--- START Records provided ---

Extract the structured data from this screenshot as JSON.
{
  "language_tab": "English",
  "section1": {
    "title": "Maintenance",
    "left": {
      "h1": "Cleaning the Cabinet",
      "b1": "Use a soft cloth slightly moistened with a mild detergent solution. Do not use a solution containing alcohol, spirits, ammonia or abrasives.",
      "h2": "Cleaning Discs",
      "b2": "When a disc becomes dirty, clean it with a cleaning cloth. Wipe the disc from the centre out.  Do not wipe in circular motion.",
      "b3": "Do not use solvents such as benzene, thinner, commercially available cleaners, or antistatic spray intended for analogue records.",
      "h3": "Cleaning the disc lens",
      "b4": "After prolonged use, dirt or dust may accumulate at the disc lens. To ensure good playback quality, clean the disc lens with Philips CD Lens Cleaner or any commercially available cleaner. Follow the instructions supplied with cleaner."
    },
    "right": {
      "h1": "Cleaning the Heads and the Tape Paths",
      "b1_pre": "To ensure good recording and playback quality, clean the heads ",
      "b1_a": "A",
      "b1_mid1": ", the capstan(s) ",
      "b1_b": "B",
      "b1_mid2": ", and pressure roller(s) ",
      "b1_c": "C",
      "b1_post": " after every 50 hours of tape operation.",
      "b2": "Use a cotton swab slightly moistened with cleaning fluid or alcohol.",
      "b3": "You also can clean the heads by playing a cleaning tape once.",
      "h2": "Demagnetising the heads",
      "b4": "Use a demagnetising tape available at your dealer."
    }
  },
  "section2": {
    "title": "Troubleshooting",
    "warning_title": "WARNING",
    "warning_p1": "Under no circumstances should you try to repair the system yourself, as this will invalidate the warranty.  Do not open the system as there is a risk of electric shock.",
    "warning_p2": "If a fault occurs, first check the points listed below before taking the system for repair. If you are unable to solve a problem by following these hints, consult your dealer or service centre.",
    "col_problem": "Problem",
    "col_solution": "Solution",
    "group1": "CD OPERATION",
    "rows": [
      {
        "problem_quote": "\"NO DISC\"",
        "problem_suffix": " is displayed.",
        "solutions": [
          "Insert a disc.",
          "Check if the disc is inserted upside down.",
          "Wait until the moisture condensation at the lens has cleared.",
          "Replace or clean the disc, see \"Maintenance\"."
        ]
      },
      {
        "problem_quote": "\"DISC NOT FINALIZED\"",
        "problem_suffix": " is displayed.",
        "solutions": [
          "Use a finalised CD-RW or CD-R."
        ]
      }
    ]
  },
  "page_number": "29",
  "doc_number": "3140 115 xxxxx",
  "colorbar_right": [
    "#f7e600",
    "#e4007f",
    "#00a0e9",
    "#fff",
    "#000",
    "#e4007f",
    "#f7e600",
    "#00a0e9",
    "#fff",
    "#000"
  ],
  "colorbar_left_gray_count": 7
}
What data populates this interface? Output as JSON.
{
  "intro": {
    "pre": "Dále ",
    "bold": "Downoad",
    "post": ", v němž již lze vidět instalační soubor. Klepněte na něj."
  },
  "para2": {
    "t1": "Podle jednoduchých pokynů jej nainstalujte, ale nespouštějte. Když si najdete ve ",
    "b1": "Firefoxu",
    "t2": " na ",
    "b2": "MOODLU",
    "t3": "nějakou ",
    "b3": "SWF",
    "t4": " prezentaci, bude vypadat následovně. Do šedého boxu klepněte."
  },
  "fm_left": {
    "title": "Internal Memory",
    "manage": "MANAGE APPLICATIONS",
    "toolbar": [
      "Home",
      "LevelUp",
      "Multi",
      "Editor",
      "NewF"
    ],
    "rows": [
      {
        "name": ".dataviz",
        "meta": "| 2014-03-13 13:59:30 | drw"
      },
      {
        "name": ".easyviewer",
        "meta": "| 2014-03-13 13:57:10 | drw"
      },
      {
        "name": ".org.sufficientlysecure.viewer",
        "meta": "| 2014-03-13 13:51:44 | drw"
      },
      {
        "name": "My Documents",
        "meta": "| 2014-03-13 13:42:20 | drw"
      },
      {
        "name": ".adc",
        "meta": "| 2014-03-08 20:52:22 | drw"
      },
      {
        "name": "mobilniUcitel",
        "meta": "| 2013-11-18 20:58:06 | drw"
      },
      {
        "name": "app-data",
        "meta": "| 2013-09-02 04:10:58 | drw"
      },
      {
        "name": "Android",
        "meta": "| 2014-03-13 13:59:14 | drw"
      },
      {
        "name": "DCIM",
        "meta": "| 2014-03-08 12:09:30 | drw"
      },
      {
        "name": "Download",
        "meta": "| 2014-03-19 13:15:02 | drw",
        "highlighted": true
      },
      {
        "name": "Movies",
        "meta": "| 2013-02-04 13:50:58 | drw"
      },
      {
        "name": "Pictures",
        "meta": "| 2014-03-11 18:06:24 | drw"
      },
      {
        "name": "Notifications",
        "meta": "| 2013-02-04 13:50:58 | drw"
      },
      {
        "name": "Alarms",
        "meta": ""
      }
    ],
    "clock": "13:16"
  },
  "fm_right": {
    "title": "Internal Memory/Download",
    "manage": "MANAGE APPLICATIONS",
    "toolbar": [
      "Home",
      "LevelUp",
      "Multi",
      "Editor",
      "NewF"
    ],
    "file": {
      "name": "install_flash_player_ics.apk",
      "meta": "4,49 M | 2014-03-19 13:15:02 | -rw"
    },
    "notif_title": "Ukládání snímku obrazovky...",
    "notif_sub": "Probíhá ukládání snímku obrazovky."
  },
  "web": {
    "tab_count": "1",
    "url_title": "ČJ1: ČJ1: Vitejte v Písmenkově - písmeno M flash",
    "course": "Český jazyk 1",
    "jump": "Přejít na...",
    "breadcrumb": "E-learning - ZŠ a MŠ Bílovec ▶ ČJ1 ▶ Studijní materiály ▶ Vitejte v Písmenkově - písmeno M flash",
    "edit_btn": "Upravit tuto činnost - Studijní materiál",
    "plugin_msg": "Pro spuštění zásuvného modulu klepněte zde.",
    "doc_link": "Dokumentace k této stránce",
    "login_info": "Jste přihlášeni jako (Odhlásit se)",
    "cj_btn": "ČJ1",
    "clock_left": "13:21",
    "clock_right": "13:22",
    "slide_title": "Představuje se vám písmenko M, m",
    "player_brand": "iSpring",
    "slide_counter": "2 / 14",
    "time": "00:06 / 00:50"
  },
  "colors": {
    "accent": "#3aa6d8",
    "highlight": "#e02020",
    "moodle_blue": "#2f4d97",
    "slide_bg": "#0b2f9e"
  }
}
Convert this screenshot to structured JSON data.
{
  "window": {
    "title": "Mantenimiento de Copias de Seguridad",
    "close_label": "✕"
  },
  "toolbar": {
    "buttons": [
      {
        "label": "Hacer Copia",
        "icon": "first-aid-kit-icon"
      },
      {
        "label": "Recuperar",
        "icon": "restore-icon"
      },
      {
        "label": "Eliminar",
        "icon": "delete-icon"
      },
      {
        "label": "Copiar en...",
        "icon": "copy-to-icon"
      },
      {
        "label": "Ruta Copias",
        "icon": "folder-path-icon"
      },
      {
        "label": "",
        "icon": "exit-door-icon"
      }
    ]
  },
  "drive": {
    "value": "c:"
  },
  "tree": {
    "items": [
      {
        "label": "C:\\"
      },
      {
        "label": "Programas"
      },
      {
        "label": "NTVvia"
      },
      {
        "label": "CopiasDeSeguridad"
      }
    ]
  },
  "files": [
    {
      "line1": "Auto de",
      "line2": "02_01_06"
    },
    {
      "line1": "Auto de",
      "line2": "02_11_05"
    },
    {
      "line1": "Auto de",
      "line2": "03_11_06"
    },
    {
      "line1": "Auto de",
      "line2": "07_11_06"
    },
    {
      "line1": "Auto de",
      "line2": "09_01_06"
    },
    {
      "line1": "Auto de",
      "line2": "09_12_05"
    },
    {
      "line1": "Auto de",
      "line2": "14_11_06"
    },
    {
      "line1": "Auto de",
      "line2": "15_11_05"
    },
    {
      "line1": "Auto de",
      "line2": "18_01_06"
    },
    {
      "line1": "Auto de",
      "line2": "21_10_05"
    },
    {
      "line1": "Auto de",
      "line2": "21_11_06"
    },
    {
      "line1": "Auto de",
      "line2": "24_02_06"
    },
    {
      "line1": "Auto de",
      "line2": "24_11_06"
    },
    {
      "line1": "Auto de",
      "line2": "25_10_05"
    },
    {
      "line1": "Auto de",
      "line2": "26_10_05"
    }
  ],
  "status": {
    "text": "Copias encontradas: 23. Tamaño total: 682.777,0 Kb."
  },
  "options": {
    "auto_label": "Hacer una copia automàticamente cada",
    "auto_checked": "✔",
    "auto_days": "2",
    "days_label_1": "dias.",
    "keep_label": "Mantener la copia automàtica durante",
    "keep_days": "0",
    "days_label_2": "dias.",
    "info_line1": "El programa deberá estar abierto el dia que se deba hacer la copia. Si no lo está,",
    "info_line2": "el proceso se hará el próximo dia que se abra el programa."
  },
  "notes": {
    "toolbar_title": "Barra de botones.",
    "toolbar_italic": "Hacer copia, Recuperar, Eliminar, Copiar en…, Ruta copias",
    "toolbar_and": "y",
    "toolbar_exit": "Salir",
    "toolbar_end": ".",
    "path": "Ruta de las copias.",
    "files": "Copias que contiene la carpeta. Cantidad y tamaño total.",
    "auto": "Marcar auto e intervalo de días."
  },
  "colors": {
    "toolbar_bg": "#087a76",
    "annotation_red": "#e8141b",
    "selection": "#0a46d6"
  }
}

--- END Records provided ---

Above are the entries; count how many of their lines contain the word "dealer" and give only that number.

» **Output of the exercise**:
2